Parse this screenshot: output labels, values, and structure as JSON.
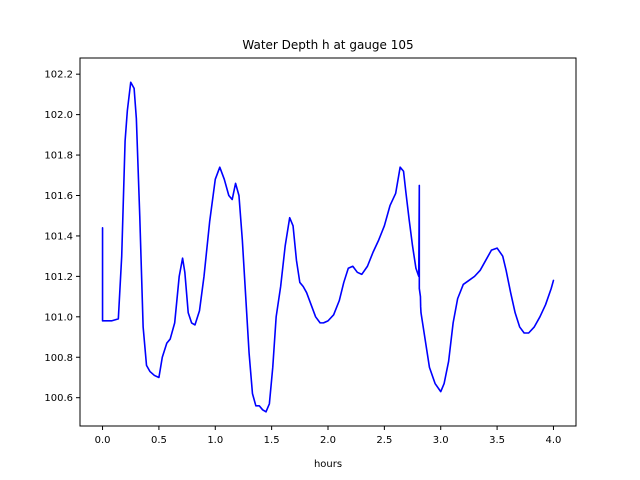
{
  "chart_data": {
    "type": "line",
    "title": "Water Depth h at gauge 105",
    "xlabel": "hours",
    "ylabel": "",
    "xlim": [
      -0.2,
      4.2
    ],
    "ylim": [
      100.46,
      102.28
    ],
    "xticks": [
      0.0,
      0.5,
      1.0,
      1.5,
      2.0,
      2.5,
      3.0,
      3.5,
      4.0
    ],
    "xtick_labels": [
      "0.0",
      "0.5",
      "1.0",
      "1.5",
      "2.0",
      "2.5",
      "3.0",
      "3.5",
      "4.0"
    ],
    "yticks": [
      100.6,
      100.8,
      101.0,
      101.2,
      101.4,
      101.6,
      101.8,
      102.0,
      102.2
    ],
    "ytick_labels": [
      "100.6",
      "100.8",
      "101.0",
      "101.2",
      "101.4",
      "101.6",
      "101.8",
      "102.0",
      "102.2"
    ],
    "grid": false,
    "series": [
      {
        "color": "#0000ff",
        "x": [
          0.0,
          0.0,
          0.02,
          0.08,
          0.14,
          0.17,
          0.2,
          0.22,
          0.25,
          0.28,
          0.3,
          0.33,
          0.36,
          0.39,
          0.42,
          0.46,
          0.5,
          0.53,
          0.57,
          0.6,
          0.64,
          0.68,
          0.71,
          0.73,
          0.76,
          0.79,
          0.82,
          0.86,
          0.9,
          0.95,
          1.0,
          1.04,
          1.08,
          1.12,
          1.15,
          1.18,
          1.21,
          1.24,
          1.27,
          1.3,
          1.33,
          1.36,
          1.39,
          1.42,
          1.45,
          1.48,
          1.51,
          1.54,
          1.58,
          1.62,
          1.66,
          1.69,
          1.72,
          1.75,
          1.78,
          1.81,
          1.85,
          1.89,
          1.93,
          1.96,
          2.0,
          2.05,
          2.1,
          2.14,
          2.18,
          2.22,
          2.26,
          2.3,
          2.35,
          2.4,
          2.45,
          2.5,
          2.55,
          2.6,
          2.64,
          2.67,
          2.69,
          2.72,
          2.75,
          2.78,
          2.805,
          2.81,
          2.81,
          2.82,
          2.822,
          2.825,
          2.85,
          2.9,
          2.95,
          3.0,
          3.03,
          3.07,
          3.11,
          3.15,
          3.2,
          3.25,
          3.3,
          3.35,
          3.4,
          3.45,
          3.5,
          3.55,
          3.58,
          3.62,
          3.66,
          3.7,
          3.74,
          3.78,
          3.83,
          3.88,
          3.93,
          3.98,
          4.0
        ],
        "y": [
          101.44,
          100.98,
          100.98,
          100.98,
          100.99,
          101.3,
          101.87,
          102.02,
          102.16,
          102.13,
          101.98,
          101.5,
          100.95,
          100.76,
          100.73,
          100.71,
          100.7,
          100.8,
          100.87,
          100.89,
          100.97,
          101.2,
          101.29,
          101.22,
          101.02,
          100.97,
          100.96,
          101.03,
          101.2,
          101.47,
          101.68,
          101.74,
          101.68,
          101.6,
          101.58,
          101.66,
          101.6,
          101.38,
          101.1,
          100.82,
          100.62,
          100.56,
          100.56,
          100.54,
          100.53,
          100.57,
          100.75,
          101.0,
          101.15,
          101.35,
          101.49,
          101.45,
          101.28,
          101.17,
          101.15,
          101.12,
          101.06,
          101.0,
          100.97,
          100.97,
          100.98,
          101.01,
          101.08,
          101.17,
          101.24,
          101.25,
          101.22,
          101.21,
          101.25,
          101.32,
          101.38,
          101.45,
          101.55,
          101.61,
          101.74,
          101.72,
          101.62,
          101.48,
          101.35,
          101.24,
          101.2,
          101.65,
          101.14,
          101.1,
          101.05,
          101.02,
          100.93,
          100.75,
          100.67,
          100.63,
          100.67,
          100.78,
          100.97,
          101.09,
          101.16,
          101.18,
          101.2,
          101.23,
          101.28,
          101.33,
          101.34,
          101.3,
          101.23,
          101.12,
          101.02,
          100.95,
          100.92,
          100.92,
          100.95,
          101.0,
          101.06,
          101.14,
          101.18
        ]
      }
    ]
  }
}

---+---

Copy all the lines of data exactly as they appear, dropping any images.

[Solution to the exercise]
Parse this screenshot: output labels, values, and structure as JSON.
{
  "chart_data": {
    "type": "line",
    "title": "Water Depth h at gauge 105",
    "xlabel": "hours",
    "ylabel": "",
    "xlim": [
      -0.2,
      4.2
    ],
    "ylim": [
      100.46,
      102.28
    ],
    "xticks": [
      0.0,
      0.5,
      1.0,
      1.5,
      2.0,
      2.5,
      3.0,
      3.5,
      4.0
    ],
    "xtick_labels": [
      "0.0",
      "0.5",
      "1.0",
      "1.5",
      "2.0",
      "2.5",
      "3.0",
      "3.5",
      "4.0"
    ],
    "yticks": [
      100.6,
      100.8,
      101.0,
      101.2,
      101.4,
      101.6,
      101.8,
      102.0,
      102.2
    ],
    "ytick_labels": [
      "100.6",
      "100.8",
      "101.0",
      "101.2",
      "101.4",
      "101.6",
      "101.8",
      "102.0",
      "102.2"
    ],
    "grid": false,
    "series": [
      {
        "color": "#0000ff",
        "x": [
          0.0,
          0.0,
          0.02,
          0.08,
          0.14,
          0.17,
          0.2,
          0.22,
          0.25,
          0.28,
          0.3,
          0.33,
          0.36,
          0.39,
          0.42,
          0.46,
          0.5,
          0.53,
          0.57,
          0.6,
          0.64,
          0.68,
          0.71,
          0.73,
          0.76,
          0.79,
          0.82,
          0.86,
          0.9,
          0.95,
          1.0,
          1.04,
          1.08,
          1.12,
          1.15,
          1.18,
          1.21,
          1.24,
          1.27,
          1.3,
          1.33,
          1.36,
          1.39,
          1.42,
          1.45,
          1.48,
          1.51,
          1.54,
          1.58,
          1.62,
          1.66,
          1.69,
          1.72,
          1.75,
          1.78,
          1.81,
          1.85,
          1.89,
          1.93,
          1.96,
          2.0,
          2.05,
          2.1,
          2.14,
          2.18,
          2.22,
          2.26,
          2.3,
          2.35,
          2.4,
          2.45,
          2.5,
          2.55,
          2.6,
          2.64,
          2.67,
          2.69,
          2.72,
          2.75,
          2.78,
          2.805,
          2.81,
          2.81,
          2.82,
          2.822,
          2.825,
          2.85,
          2.9,
          2.95,
          3.0,
          3.03,
          3.07,
          3.11,
          3.15,
          3.2,
          3.25,
          3.3,
          3.35,
          3.4,
          3.45,
          3.5,
          3.55,
          3.58,
          3.62,
          3.66,
          3.7,
          3.74,
          3.78,
          3.83,
          3.88,
          3.93,
          3.98,
          4.0
        ],
        "y": [
          101.44,
          100.98,
          100.98,
          100.98,
          100.99,
          101.3,
          101.87,
          102.02,
          102.16,
          102.13,
          101.98,
          101.5,
          100.95,
          100.76,
          100.73,
          100.71,
          100.7,
          100.8,
          100.87,
          100.89,
          100.97,
          101.2,
          101.29,
          101.22,
          101.02,
          100.97,
          100.96,
          101.03,
          101.2,
          101.47,
          101.68,
          101.74,
          101.68,
          101.6,
          101.58,
          101.66,
          101.6,
          101.38,
          101.1,
          100.82,
          100.62,
          100.56,
          100.56,
          100.54,
          100.53,
          100.57,
          100.75,
          101.0,
          101.15,
          101.35,
          101.49,
          101.45,
          101.28,
          101.17,
          101.15,
          101.12,
          101.06,
          101.0,
          100.97,
          100.97,
          100.98,
          101.01,
          101.08,
          101.17,
          101.24,
          101.25,
          101.22,
          101.21,
          101.25,
          101.32,
          101.38,
          101.45,
          101.55,
          101.61,
          101.74,
          101.72,
          101.62,
          101.48,
          101.35,
          101.24,
          101.2,
          101.65,
          101.14,
          101.1,
          101.05,
          101.02,
          100.93,
          100.75,
          100.67,
          100.63,
          100.67,
          100.78,
          100.97,
          101.09,
          101.16,
          101.18,
          101.2,
          101.23,
          101.28,
          101.33,
          101.34,
          101.3,
          101.23,
          101.12,
          101.02,
          100.95,
          100.92,
          100.92,
          100.95,
          101.0,
          101.06,
          101.14,
          101.18
        ]
      }
    ]
  }
}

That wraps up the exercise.